» **Brief**
Report each line of the data that includes the word "this".

» **Material for the task**
- - -

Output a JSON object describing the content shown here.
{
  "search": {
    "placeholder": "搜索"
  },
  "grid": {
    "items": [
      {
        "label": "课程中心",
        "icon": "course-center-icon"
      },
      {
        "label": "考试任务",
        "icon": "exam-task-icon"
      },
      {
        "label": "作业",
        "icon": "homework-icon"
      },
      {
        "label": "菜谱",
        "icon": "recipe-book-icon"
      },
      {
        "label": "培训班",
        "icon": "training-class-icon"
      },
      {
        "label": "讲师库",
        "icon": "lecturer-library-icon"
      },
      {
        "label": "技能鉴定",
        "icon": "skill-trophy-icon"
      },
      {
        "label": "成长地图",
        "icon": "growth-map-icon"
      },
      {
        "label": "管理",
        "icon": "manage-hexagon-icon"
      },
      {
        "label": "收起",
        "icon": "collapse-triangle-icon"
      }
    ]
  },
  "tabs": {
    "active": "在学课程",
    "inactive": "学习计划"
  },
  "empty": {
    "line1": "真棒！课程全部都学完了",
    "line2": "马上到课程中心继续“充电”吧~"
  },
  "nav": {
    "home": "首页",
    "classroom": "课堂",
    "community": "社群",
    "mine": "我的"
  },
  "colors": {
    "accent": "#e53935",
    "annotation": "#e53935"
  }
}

- - -

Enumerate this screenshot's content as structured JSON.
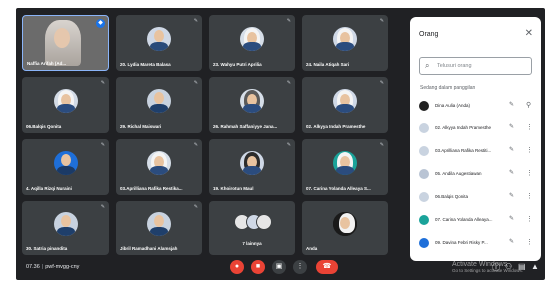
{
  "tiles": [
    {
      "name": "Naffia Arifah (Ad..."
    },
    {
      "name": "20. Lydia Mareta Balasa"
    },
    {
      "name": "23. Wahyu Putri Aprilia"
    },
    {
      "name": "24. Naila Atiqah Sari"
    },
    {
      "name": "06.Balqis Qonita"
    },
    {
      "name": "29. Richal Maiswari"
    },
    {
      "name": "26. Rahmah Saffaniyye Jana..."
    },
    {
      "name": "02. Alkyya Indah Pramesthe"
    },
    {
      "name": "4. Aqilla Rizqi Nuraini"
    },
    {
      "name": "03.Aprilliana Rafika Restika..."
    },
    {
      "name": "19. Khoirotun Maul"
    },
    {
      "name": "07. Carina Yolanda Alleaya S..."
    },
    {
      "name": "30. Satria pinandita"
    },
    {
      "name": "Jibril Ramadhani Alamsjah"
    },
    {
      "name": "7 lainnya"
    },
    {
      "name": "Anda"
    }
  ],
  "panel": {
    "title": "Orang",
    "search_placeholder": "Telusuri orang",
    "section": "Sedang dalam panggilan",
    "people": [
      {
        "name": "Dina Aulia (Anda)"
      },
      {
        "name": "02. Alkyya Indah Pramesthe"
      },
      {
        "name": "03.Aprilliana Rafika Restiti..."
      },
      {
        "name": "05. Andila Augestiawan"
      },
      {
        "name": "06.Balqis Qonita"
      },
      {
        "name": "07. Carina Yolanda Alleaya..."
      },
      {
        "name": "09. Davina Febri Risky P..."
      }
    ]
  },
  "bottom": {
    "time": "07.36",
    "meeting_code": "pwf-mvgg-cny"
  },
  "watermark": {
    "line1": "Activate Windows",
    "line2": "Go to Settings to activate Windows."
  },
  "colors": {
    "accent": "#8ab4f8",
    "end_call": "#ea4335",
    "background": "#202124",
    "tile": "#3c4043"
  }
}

- - -

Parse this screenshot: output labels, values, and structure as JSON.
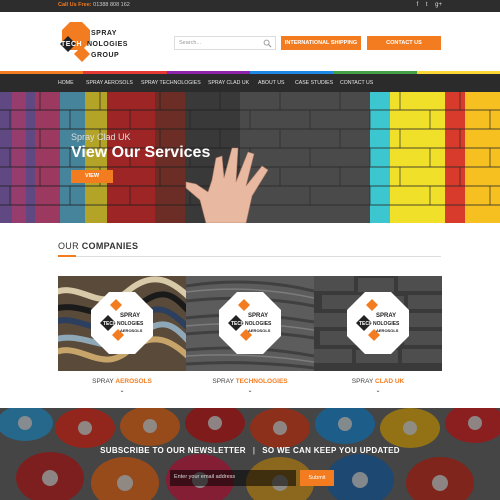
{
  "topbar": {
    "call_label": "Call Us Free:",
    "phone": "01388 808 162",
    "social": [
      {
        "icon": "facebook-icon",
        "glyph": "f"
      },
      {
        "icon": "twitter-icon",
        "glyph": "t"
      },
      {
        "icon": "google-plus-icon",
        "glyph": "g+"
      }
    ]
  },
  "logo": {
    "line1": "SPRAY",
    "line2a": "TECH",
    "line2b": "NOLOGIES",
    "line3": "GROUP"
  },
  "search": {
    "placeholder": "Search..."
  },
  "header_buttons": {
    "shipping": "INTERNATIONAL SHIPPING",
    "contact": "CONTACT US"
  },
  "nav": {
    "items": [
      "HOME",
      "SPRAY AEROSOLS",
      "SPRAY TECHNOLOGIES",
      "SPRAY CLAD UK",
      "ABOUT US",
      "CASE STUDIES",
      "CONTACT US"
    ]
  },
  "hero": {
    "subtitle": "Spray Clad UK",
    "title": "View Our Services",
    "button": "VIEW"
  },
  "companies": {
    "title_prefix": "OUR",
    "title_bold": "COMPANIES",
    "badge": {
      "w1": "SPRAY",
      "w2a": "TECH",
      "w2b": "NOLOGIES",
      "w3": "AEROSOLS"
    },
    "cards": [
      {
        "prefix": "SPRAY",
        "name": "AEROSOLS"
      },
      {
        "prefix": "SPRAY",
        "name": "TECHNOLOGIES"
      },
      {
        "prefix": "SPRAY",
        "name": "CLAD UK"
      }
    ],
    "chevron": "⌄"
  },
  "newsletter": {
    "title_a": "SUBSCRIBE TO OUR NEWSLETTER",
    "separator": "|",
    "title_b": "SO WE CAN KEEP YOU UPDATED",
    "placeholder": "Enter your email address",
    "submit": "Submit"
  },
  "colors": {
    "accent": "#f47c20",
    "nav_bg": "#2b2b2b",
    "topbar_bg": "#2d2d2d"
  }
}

- - -

» **Problem solution**
Enumerate this screenshot's content as structured JSON.
Parse this screenshot: output labels, values, and structure as JSON.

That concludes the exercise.